*Objective:*
Return the lines starting at the line containing "- toggle-knob: [114, 482, 134, 502]" and continuing through the line containing "- locate-on-map-label: Locate", both included, copied exactly as they appear.

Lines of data
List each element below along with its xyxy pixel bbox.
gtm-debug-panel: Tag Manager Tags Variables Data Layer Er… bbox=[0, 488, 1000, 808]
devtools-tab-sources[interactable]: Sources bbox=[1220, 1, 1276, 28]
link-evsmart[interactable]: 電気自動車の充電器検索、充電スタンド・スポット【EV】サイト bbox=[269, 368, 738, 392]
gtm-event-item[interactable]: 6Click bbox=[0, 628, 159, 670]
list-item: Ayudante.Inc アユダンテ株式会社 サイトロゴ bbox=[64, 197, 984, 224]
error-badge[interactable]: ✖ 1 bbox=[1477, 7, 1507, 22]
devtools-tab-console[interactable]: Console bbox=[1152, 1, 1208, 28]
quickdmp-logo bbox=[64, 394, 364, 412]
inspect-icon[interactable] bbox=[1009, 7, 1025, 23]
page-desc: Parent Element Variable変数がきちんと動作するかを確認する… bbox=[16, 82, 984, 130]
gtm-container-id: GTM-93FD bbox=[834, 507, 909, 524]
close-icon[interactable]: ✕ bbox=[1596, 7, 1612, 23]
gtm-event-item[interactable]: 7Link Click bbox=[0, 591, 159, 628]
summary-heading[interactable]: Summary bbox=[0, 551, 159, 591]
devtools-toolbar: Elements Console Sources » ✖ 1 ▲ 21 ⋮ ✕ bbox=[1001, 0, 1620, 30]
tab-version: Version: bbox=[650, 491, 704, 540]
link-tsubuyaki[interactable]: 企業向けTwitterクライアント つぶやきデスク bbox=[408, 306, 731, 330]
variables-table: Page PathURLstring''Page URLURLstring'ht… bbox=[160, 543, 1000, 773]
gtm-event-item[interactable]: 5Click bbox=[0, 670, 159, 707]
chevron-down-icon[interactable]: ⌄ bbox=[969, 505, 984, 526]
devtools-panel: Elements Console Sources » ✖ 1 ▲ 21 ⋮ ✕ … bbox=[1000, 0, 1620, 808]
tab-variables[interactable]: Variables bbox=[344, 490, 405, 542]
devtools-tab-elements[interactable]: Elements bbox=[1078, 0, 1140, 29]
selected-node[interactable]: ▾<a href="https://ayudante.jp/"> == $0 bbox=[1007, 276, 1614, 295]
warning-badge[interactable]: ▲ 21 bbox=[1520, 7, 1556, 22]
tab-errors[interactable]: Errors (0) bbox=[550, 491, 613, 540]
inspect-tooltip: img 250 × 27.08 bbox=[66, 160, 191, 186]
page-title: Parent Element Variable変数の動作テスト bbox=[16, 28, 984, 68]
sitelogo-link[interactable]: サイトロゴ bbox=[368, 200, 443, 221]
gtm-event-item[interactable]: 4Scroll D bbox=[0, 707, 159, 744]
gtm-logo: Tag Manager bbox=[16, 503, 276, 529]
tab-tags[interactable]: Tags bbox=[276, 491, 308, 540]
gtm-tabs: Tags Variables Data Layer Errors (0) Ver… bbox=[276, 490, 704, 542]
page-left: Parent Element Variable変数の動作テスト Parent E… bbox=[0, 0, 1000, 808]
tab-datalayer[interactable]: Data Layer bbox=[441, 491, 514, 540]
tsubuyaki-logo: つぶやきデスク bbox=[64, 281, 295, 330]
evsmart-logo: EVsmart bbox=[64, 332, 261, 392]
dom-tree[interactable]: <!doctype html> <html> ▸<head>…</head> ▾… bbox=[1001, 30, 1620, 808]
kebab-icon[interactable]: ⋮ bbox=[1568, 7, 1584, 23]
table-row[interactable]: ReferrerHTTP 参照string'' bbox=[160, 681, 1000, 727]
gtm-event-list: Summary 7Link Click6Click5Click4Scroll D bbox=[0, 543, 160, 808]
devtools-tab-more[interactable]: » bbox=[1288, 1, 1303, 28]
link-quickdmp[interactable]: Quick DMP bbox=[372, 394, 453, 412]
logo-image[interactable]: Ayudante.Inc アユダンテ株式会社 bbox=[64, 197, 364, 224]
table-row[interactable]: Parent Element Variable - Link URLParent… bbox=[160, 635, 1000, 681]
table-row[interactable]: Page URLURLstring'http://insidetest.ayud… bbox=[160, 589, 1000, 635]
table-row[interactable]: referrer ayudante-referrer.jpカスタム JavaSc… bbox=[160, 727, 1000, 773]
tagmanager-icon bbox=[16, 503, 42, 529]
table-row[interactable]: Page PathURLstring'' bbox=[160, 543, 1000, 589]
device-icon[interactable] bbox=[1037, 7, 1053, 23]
==
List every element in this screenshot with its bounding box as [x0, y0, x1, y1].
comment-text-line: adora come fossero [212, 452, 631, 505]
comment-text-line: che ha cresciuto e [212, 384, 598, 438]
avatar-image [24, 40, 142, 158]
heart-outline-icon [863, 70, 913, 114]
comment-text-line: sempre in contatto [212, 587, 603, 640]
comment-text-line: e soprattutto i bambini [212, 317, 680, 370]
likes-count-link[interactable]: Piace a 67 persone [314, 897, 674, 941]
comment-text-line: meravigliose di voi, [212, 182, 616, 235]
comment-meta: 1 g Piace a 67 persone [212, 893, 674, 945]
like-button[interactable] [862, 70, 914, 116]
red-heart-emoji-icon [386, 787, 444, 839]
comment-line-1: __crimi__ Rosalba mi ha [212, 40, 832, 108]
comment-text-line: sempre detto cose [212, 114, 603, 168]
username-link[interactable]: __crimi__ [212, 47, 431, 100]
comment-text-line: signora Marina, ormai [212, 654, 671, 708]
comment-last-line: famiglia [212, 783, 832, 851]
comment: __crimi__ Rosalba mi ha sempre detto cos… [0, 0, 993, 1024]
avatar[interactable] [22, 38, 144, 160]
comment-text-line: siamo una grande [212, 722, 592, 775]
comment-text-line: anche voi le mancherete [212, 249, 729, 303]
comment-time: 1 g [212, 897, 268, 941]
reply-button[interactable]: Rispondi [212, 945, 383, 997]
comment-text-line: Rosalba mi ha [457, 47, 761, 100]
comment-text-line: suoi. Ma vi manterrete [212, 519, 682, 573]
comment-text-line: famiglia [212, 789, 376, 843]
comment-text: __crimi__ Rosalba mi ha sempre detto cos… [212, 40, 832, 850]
---
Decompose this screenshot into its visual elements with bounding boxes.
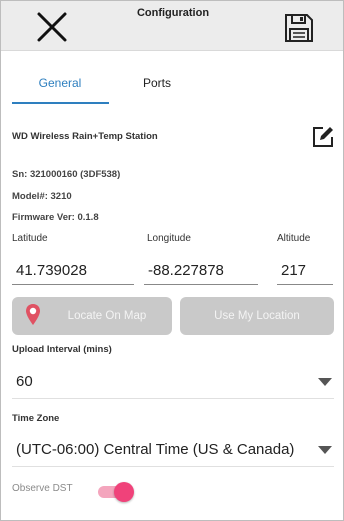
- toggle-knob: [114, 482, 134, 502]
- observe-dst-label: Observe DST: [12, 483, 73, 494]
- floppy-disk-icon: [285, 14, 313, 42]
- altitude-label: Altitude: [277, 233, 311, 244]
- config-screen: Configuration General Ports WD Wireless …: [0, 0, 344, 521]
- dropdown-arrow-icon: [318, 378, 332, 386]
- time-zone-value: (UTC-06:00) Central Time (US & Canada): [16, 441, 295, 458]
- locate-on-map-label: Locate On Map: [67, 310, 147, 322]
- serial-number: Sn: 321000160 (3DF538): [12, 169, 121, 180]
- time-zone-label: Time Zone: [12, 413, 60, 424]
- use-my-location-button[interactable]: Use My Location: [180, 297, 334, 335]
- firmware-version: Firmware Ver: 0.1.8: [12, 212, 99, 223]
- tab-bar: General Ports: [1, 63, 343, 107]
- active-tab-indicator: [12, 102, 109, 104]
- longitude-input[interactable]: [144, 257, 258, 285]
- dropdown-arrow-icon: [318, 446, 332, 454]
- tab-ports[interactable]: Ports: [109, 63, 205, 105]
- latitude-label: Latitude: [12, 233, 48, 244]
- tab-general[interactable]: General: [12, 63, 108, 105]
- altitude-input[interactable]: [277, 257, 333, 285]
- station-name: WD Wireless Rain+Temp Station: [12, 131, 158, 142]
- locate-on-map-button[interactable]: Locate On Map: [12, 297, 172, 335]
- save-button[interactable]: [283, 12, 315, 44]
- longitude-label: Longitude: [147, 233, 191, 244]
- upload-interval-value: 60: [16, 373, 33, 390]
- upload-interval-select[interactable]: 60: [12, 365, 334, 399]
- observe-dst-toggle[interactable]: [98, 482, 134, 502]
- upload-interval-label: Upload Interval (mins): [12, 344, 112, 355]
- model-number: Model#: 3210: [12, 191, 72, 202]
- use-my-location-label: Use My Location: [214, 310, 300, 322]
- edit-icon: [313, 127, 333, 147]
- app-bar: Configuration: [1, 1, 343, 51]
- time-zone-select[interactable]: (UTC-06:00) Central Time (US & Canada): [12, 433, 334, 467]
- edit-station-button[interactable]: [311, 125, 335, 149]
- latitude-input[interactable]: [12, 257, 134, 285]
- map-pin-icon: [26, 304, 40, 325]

*Task answer:*
- toggle-knob: [114, 482, 134, 502]
- observe-dst-label: Observe DST: [12, 483, 73, 494]
- floppy-disk-icon: [285, 14, 313, 42]
- altitude-label: Altitude: [277, 233, 311, 244]
- config-screen: Configuration General Ports WD Wireless …: [0, 0, 344, 521]
- dropdown-arrow-icon: [318, 378, 332, 386]
- time-zone-value: (UTC-06:00) Central Time (US & Canada): [16, 441, 295, 458]
- locate-on-map-label: Locate On Map: [67, 310, 147, 322]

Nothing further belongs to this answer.